**SUPPLIED RECORDS:**
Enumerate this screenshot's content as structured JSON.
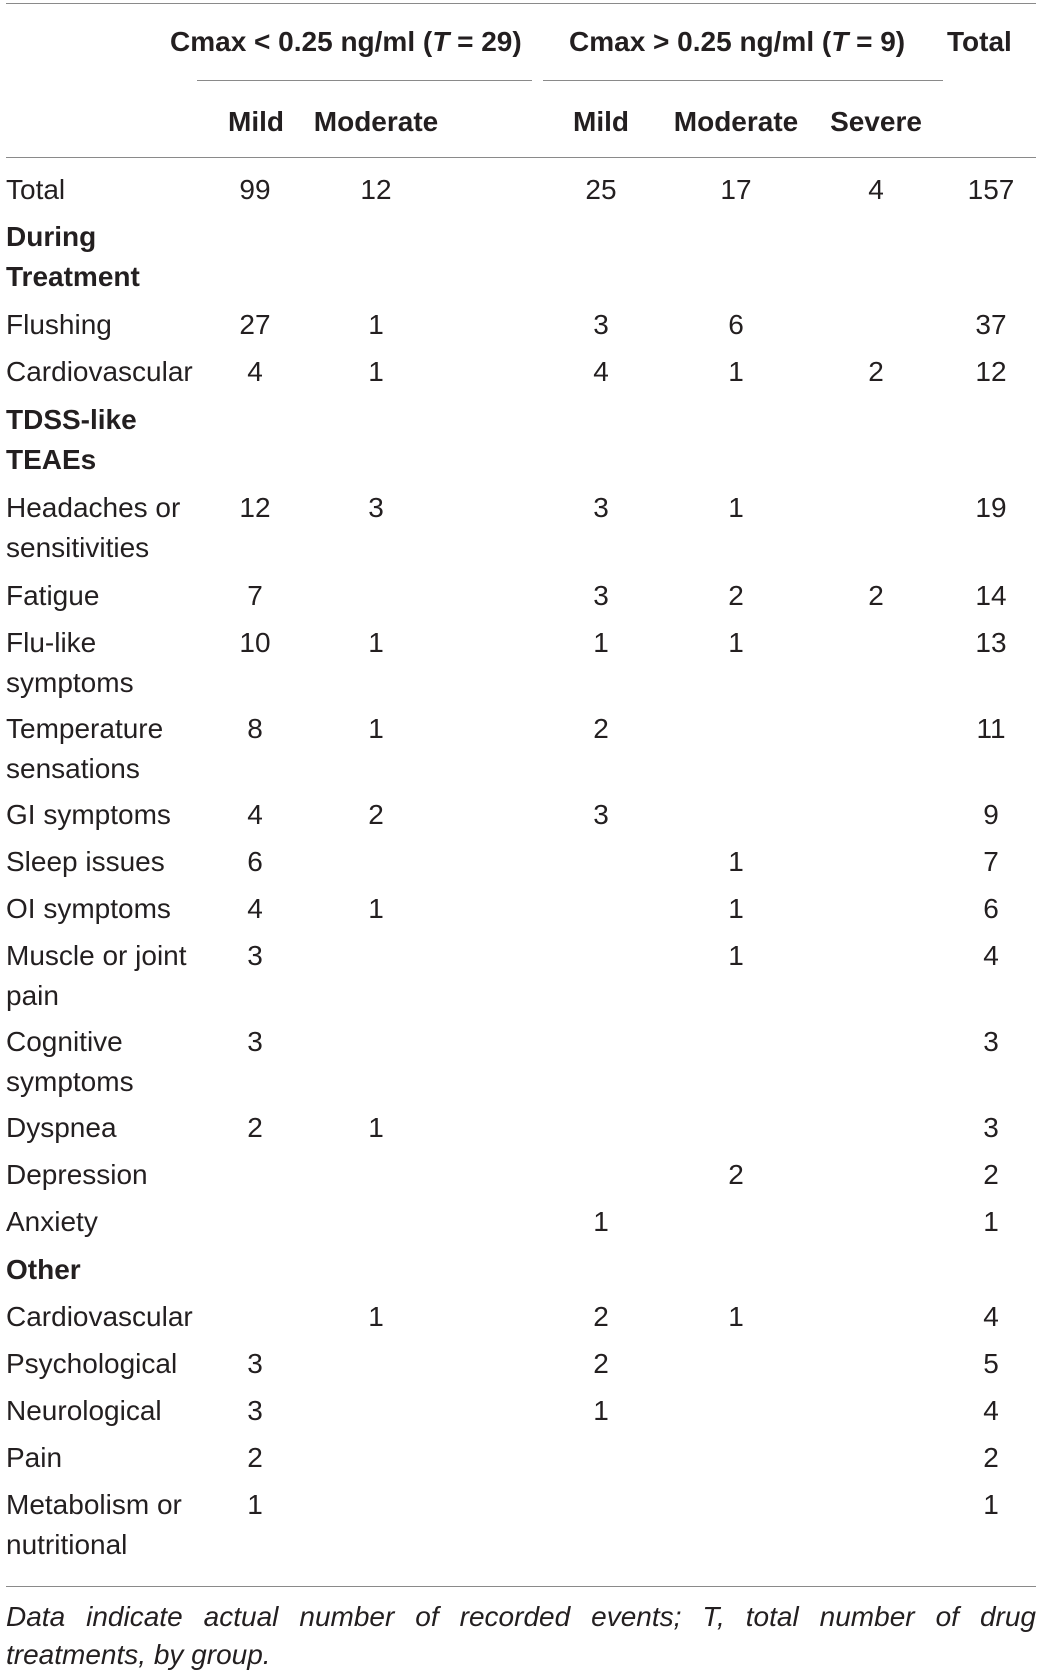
{
  "header": {
    "group1": "Cmax < 0.25 ng/ml (T = 29)",
    "group1_parts": [
      "Cmax < 0.25 ng/ml (",
      "T",
      " = 29)"
    ],
    "group2_parts": [
      "Cmax > 0.25 ng/ml (",
      "T",
      " = 9)"
    ],
    "total": "Total",
    "sub": [
      "Mild",
      "Moderate",
      "Mild",
      "Moderate",
      "Severe"
    ]
  },
  "rows": [
    {
      "label": "Total",
      "bold": false,
      "values": [
        "99",
        "12",
        "25",
        "17",
        "4",
        "157"
      ]
    },
    {
      "label": "During Treatment",
      "bold": true,
      "values": [
        "",
        "",
        "",
        "",
        "",
        ""
      ]
    },
    {
      "label": "Flushing",
      "bold": false,
      "values": [
        "27",
        "1",
        "3",
        "6",
        "",
        "37"
      ]
    },
    {
      "label": "Cardiovascular",
      "bold": false,
      "values": [
        "4",
        "1",
        "4",
        "1",
        "2",
        "12"
      ]
    },
    {
      "label": "TDSS-like TEAEs",
      "bold": true,
      "values": [
        "",
        "",
        "",
        "",
        "",
        ""
      ]
    },
    {
      "label": "Headaches or sensitivities",
      "bold": false,
      "values": [
        "12",
        "3",
        "3",
        "1",
        "",
        "19"
      ]
    },
    {
      "label": "Fatigue",
      "bold": false,
      "values": [
        "7",
        "",
        "3",
        "2",
        "2",
        "14"
      ]
    },
    {
      "label": "Flu-like symptoms",
      "bold": false,
      "values": [
        "10",
        "1",
        "1",
        "1",
        "",
        "13"
      ]
    },
    {
      "label": "Temperature sensations",
      "bold": false,
      "values": [
        "8",
        "1",
        "2",
        "",
        "",
        "11"
      ]
    },
    {
      "label": "GI symptoms",
      "bold": false,
      "values": [
        "4",
        "2",
        "3",
        "",
        "",
        "9"
      ]
    },
    {
      "label": "Sleep issues",
      "bold": false,
      "values": [
        "6",
        "",
        "",
        "1",
        "",
        "7"
      ]
    },
    {
      "label": "OI symptoms",
      "bold": false,
      "values": [
        "4",
        "1",
        "",
        "1",
        "",
        "6"
      ]
    },
    {
      "label": "Muscle or joint pain",
      "bold": false,
      "values": [
        "3",
        "",
        "",
        "1",
        "",
        "4"
      ]
    },
    {
      "label": "Cognitive symptoms",
      "bold": false,
      "values": [
        "3",
        "",
        "",
        "",
        "",
        "3"
      ]
    },
    {
      "label": "Dyspnea",
      "bold": false,
      "values": [
        "2",
        "1",
        "",
        "",
        "",
        "3"
      ]
    },
    {
      "label": "Depression",
      "bold": false,
      "values": [
        "",
        "",
        "",
        "2",
        "",
        "2"
      ]
    },
    {
      "label": "Anxiety",
      "bold": false,
      "values": [
        "",
        "",
        "1",
        "",
        "",
        "1"
      ]
    },
    {
      "label": "Other",
      "bold": true,
      "values": [
        "",
        "",
        "",
        "",
        "",
        ""
      ]
    },
    {
      "label": "Cardiovascular",
      "bold": false,
      "values": [
        "",
        "1",
        "2",
        "1",
        "",
        "4"
      ]
    },
    {
      "label": "Psychological",
      "bold": false,
      "values": [
        "3",
        "",
        "2",
        "",
        "",
        "5"
      ]
    },
    {
      "label": "Neurological",
      "bold": false,
      "values": [
        "3",
        "",
        "1",
        "",
        "",
        "4"
      ]
    },
    {
      "label": "Pain",
      "bold": false,
      "values": [
        "2",
        "",
        "",
        "",
        "",
        "2"
      ]
    },
    {
      "label": "Metabolism or nutritional",
      "bold": false,
      "values": [
        "1",
        "",
        "",
        "",
        "",
        "1"
      ]
    }
  ],
  "caption": "Data indicate actual number of recorded events; T, total number of drug treatments, by group."
}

**WORK INSTRUCTIONS:**
Transcribe the material exactly, keeping every word and none of the pictures.

**FINISHED TASK:**
Enumerate this screenshot's content as structured JSON.
{
  "header": {
    "group1": "Cmax < 0.25 ng/ml (T = 29)",
    "group1_parts": [
      "Cmax < 0.25 ng/ml (",
      "T",
      " = 29)"
    ],
    "group2_parts": [
      "Cmax > 0.25 ng/ml (",
      "T",
      " = 9)"
    ],
    "total": "Total",
    "sub": [
      "Mild",
      "Moderate",
      "Mild",
      "Moderate",
      "Severe"
    ]
  },
  "rows": [
    {
      "label": "Total",
      "bold": false,
      "values": [
        "99",
        "12",
        "25",
        "17",
        "4",
        "157"
      ]
    },
    {
      "label": "During Treatment",
      "bold": true,
      "values": [
        "",
        "",
        "",
        "",
        "",
        ""
      ]
    },
    {
      "label": "Flushing",
      "bold": false,
      "values": [
        "27",
        "1",
        "3",
        "6",
        "",
        "37"
      ]
    },
    {
      "label": "Cardiovascular",
      "bold": false,
      "values": [
        "4",
        "1",
        "4",
        "1",
        "2",
        "12"
      ]
    },
    {
      "label": "TDSS-like TEAEs",
      "bold": true,
      "values": [
        "",
        "",
        "",
        "",
        "",
        ""
      ]
    },
    {
      "label": "Headaches or sensitivities",
      "bold": false,
      "values": [
        "12",
        "3",
        "3",
        "1",
        "",
        "19"
      ]
    },
    {
      "label": "Fatigue",
      "bold": false,
      "values": [
        "7",
        "",
        "3",
        "2",
        "2",
        "14"
      ]
    },
    {
      "label": "Flu-like symptoms",
      "bold": false,
      "values": [
        "10",
        "1",
        "1",
        "1",
        "",
        "13"
      ]
    },
    {
      "label": "Temperature sensations",
      "bold": false,
      "values": [
        "8",
        "1",
        "2",
        "",
        "",
        "11"
      ]
    },
    {
      "label": "GI symptoms",
      "bold": false,
      "values": [
        "4",
        "2",
        "3",
        "",
        "",
        "9"
      ]
    },
    {
      "label": "Sleep issues",
      "bold": false,
      "values": [
        "6",
        "",
        "",
        "1",
        "",
        "7"
      ]
    },
    {
      "label": "OI symptoms",
      "bold": false,
      "values": [
        "4",
        "1",
        "",
        "1",
        "",
        "6"
      ]
    },
    {
      "label": "Muscle or joint pain",
      "bold": false,
      "values": [
        "3",
        "",
        "",
        "1",
        "",
        "4"
      ]
    },
    {
      "label": "Cognitive symptoms",
      "bold": false,
      "values": [
        "3",
        "",
        "",
        "",
        "",
        "3"
      ]
    },
    {
      "label": "Dyspnea",
      "bold": false,
      "values": [
        "2",
        "1",
        "",
        "",
        "",
        "3"
      ]
    },
    {
      "label": "Depression",
      "bold": false,
      "values": [
        "",
        "",
        "",
        "2",
        "",
        "2"
      ]
    },
    {
      "label": "Anxiety",
      "bold": false,
      "values": [
        "",
        "",
        "1",
        "",
        "",
        "1"
      ]
    },
    {
      "label": "Other",
      "bold": true,
      "values": [
        "",
        "",
        "",
        "",
        "",
        ""
      ]
    },
    {
      "label": "Cardiovascular",
      "bold": false,
      "values": [
        "",
        "1",
        "2",
        "1",
        "",
        "4"
      ]
    },
    {
      "label": "Psychological",
      "bold": false,
      "values": [
        "3",
        "",
        "2",
        "",
        "",
        "5"
      ]
    },
    {
      "label": "Neurological",
      "bold": false,
      "values": [
        "3",
        "",
        "1",
        "",
        "",
        "4"
      ]
    },
    {
      "label": "Pain",
      "bold": false,
      "values": [
        "2",
        "",
        "",
        "",
        "",
        "2"
      ]
    },
    {
      "label": "Metabolism or nutritional",
      "bold": false,
      "values": [
        "1",
        "",
        "",
        "",
        "",
        "1"
      ]
    }
  ],
  "caption": "Data indicate actual number of recorded events; T, total number of drug treatments, by group."
}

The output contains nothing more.